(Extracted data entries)
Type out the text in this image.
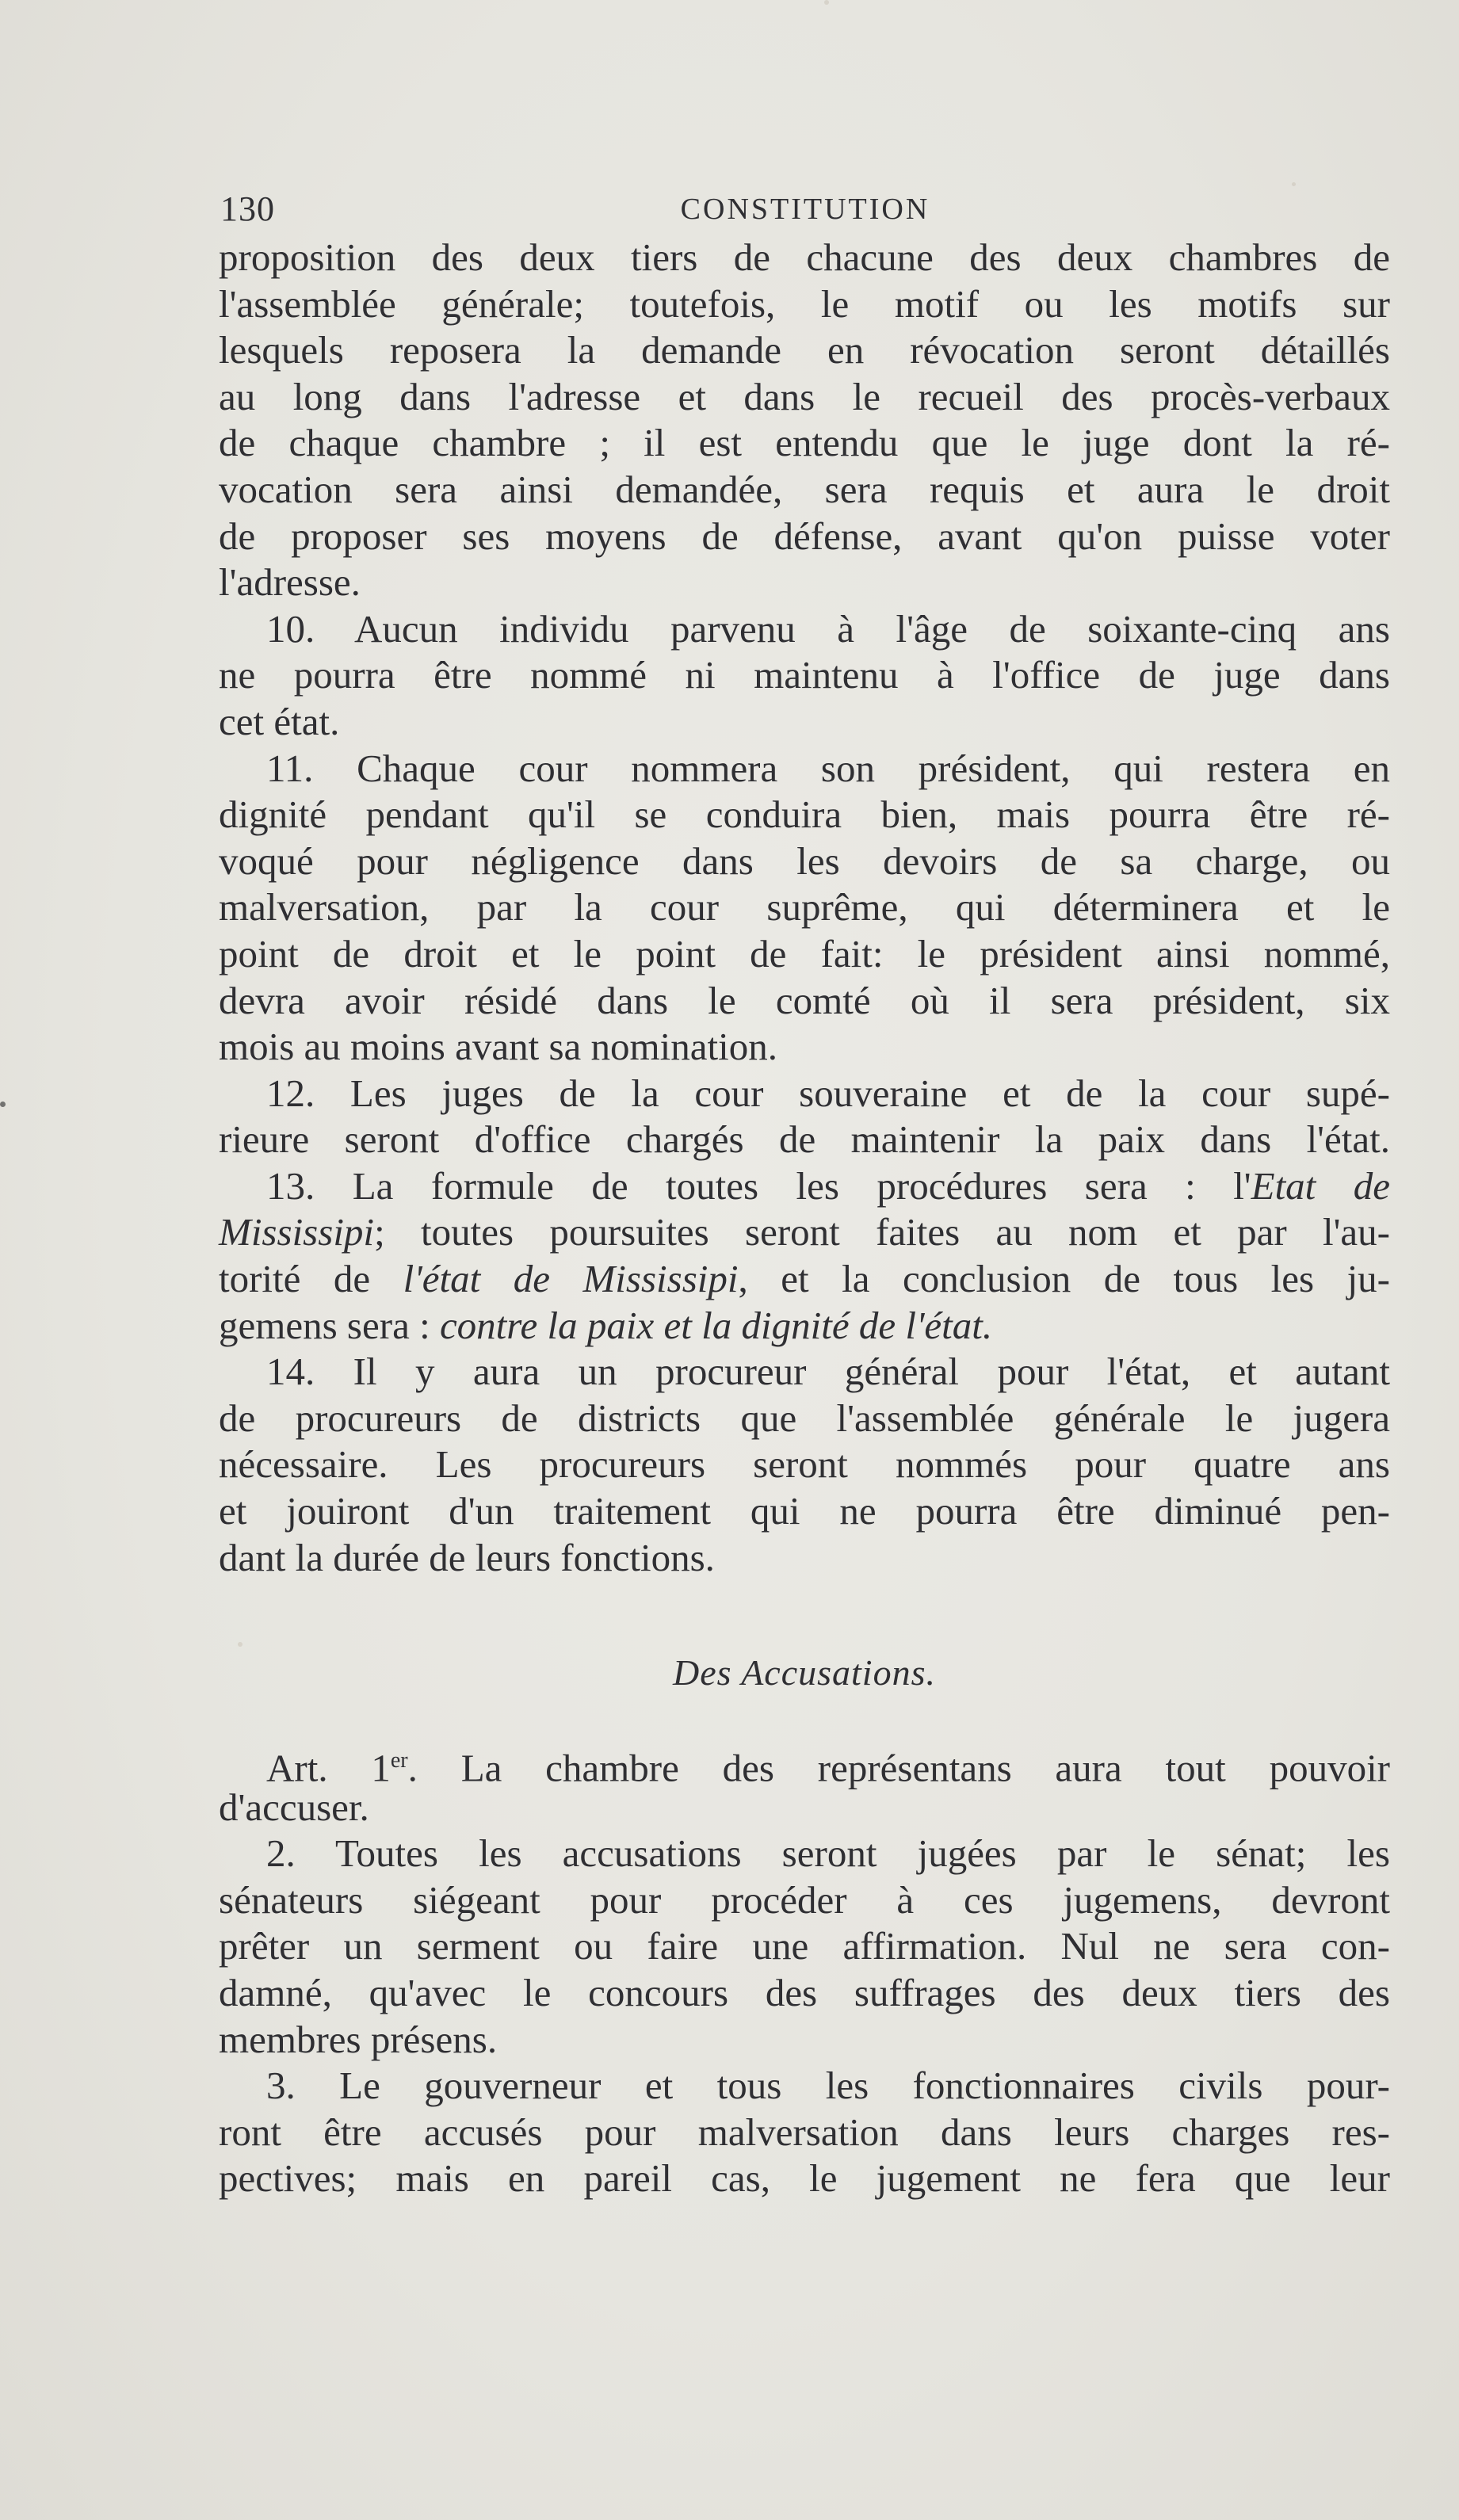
130	CONSTITUTION
proposition des deux tiers de chacune des deux chambres de
l'assemblée générale; toutefois, le motif ou les motifs sur
lesquels reposera la demande en révocation seront détaillés
au long dans l'adresse et dans le recueil des procès-verbaux
de chaque chambre ; il est entendu que le juge dont la ré-
vocation sera ainsi demandée, sera requis et aura le droit
de proposer ses moyens de défense, avant qu'on puisse voter
l'adresse.
10. Aucun individu parvenu à l'âge de soixante-cinq ans
ne pourra être nommé ni maintenu à l'office de juge dans
cet état.
11. Chaque cour nommera son président, qui restera en
dignité pendant qu'il se conduira bien, mais pourra être ré-
voqué pour négligence dans les devoirs de sa charge, ou
malversation, par la cour suprême, qui déterminera et le
point de droit et le point de fait: le président ainsi nommé,
devra avoir résidé dans le comté où il sera président, six
mois au moins avant sa nomination.
12. Les juges de la cour souveraine et de la cour supé-
rieure seront d'office chargés de maintenir la paix dans l'état.
13. La formule de toutes les procédures sera : l'Etat de
Mississipi; toutes poursuites seront faites au nom et par l'au-
torité de l'état de Mississipi, et la conclusion de tous les ju-
gemens sera : contre la paix et la dignité de l'état.
14. Il y aura un procureur général pour l'état, et autant
de procureurs de districts que l'assemblée générale le jugera
nécessaire. Les procureurs seront nommés pour quatre ans
et jouiront d'un traitement qui ne pourra être diminué pen-
dant la durée de leurs fonctions.
Des Accusations.
Art. 1er. La chambre des représentans aura tout pouvoir
d'accuser.
2. Toutes les accusations seront jugées par le sénat; les
sénateurs siégeant pour procéder à ces jugemens, devront
prêter un serment ou faire une affirmation. Nul ne sera con-
damné, qu'avec le concours des suffrages des deux tiers des
membres présens.
3. Le gouverneur et tous les fonctionnaires civils pour-
ront être accusés pour malversation dans leurs charges res-
pectives; mais en pareil cas, le jugement ne fera que leur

# WHAT IS NEEDED
Your answer should be only a number: how many lines of the data above contain the string "droit"?

# THE RESULT
2